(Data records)
□ □ □ □ □
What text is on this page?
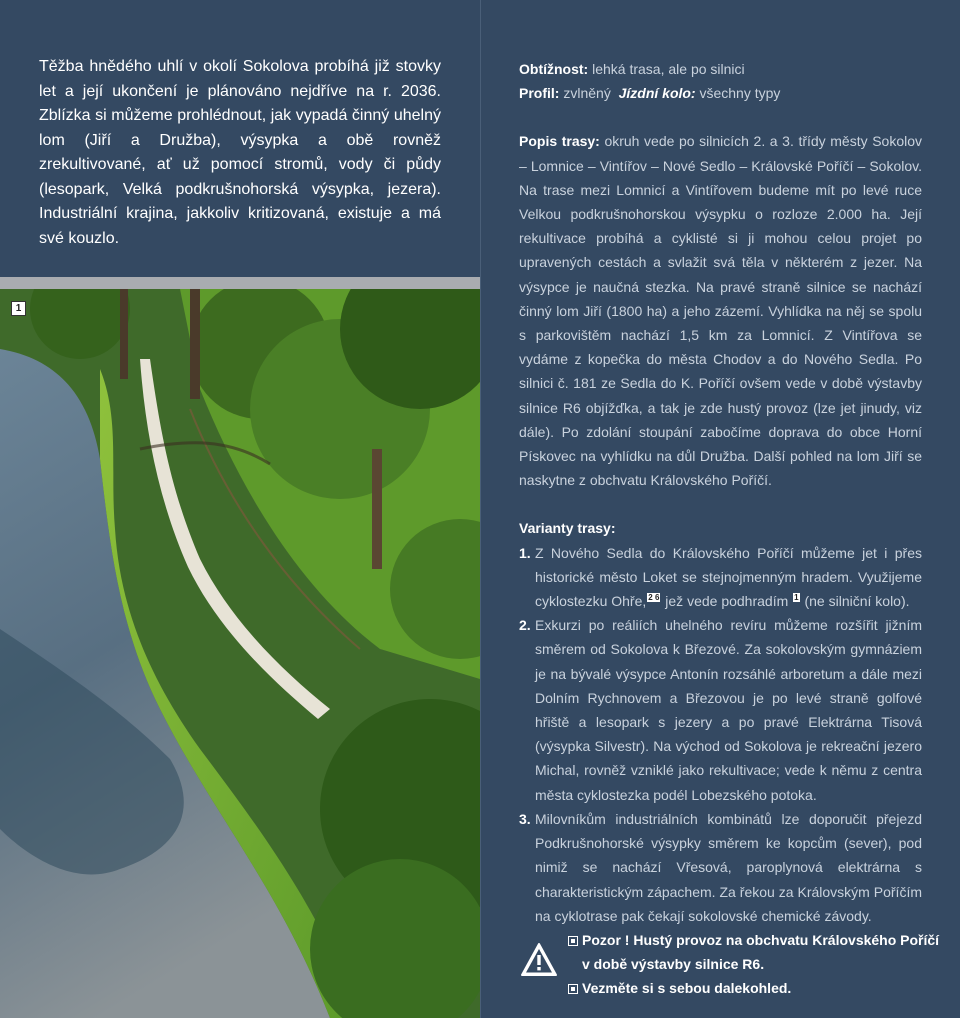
Těžba hnědého uhlí v okolí Sokolova probíhá již stovky let a její ukončení je plánováno nejdříve na r. 2036. Zblízka si můžeme prohlédnout, jak vypadá činný uhelný lom (Jiří a Družba), výsypka a obě rovněž zrekultivované, ať už pomocí stromů, vody či půdy (lesopark, Velká podkrušnohorská výsypka, jezera). Industriální krajina, jakkoliv kritizovaná, existuje a má své kouzlo.

1

Obtížnost: lehká trasa, ale po silnici

Profil: zvlněný Jízdní kolo: všechny typy

Popis trasy: okruh vede po silnicích 2. a 3. třídy městy Sokolov – Lomnice – Vintířov – Nové Sedlo – Královské Poříčí – Sokolov. Na trase mezi Lomnicí a Vintířovem budeme mít po levé ruce Velkou podkrušnohorskou výsypku o rozloze 2.000 ha. Její rekultivace probíhá a cyklisté si ji mohou celou projet po upravených cestách a svlažit svá těla v některém z jezer. Na výsypce je naučná stezka. Na pravé straně silnice se nachází činný lom Jiří (1800 ha) a jeho zázemí. Vyhlídka na něj se spolu s parkovištěm nachází 1,5 km za Lomnicí. Z Vintířova se vydáme z kopečka do města Chodov a do Nového Sedla. Po silnici č. 181 ze Sedla do K. Poříčí ovšem vede v době výstavby silnice R6 objížďka, a tak je zde hustý provoz (lze jet jinudy, viz dále). Po zdolání stoupání zabočíme doprava do obce Horní Pískovec na vyhlídku na důl Družba. Další pohled na lom Jiří se naskytne z obchvatu Královského Poříčí.

Varianty trasy:

1. Z Nového Sedla do Královského Poříčí můžeme jet i přes historické město Loket se stejnojmenným hradem. Využijeme cyklostezku Ohře, 2 6 jež vede podhradím 1 (ne silniční kolo).
2. Exkurzi po reáliích uhelného revíru můžeme rozšířit jižním směrem od Sokolova k Březové. Za sokolovským gymnáziem je na bývalé výsypce Antonín rozsáhlé arboretum a dále mezi Dolním Rychnovem a Březovou je po levé straně golfové hřiště a lesopark s jezery a po pravé Elektrárna Tisová (výsypka Silvestr). Na východ od Sokolova je rekreační jezero Michal, rovněž vzniklé jako rekultivace; vede k němu z centra města cyklostezka podél Lobezského potoka.
3. Milovníkům industriálních kombinátů lze doporučit přejezd Podkrušnohorské výsypky směrem ke kopcům (sever), pod nimiž se nachází Vřesová, paroplynová elektrárna s charakteristickým zápachem. Za řekou za Královským Poříčím na cyklotrase pak čekají sokolovské chemické závody.

Pozor ! Hustý provoz na obchvatu Královského Poříčí v době výstavby silnice R6.

Vezměte si s sebou dalekohled.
□ □ □ □ □
SHORT PROBLEM
Give only the number of lines in the entries that contain "Sokolova".

RESULT OF THIS TASK
2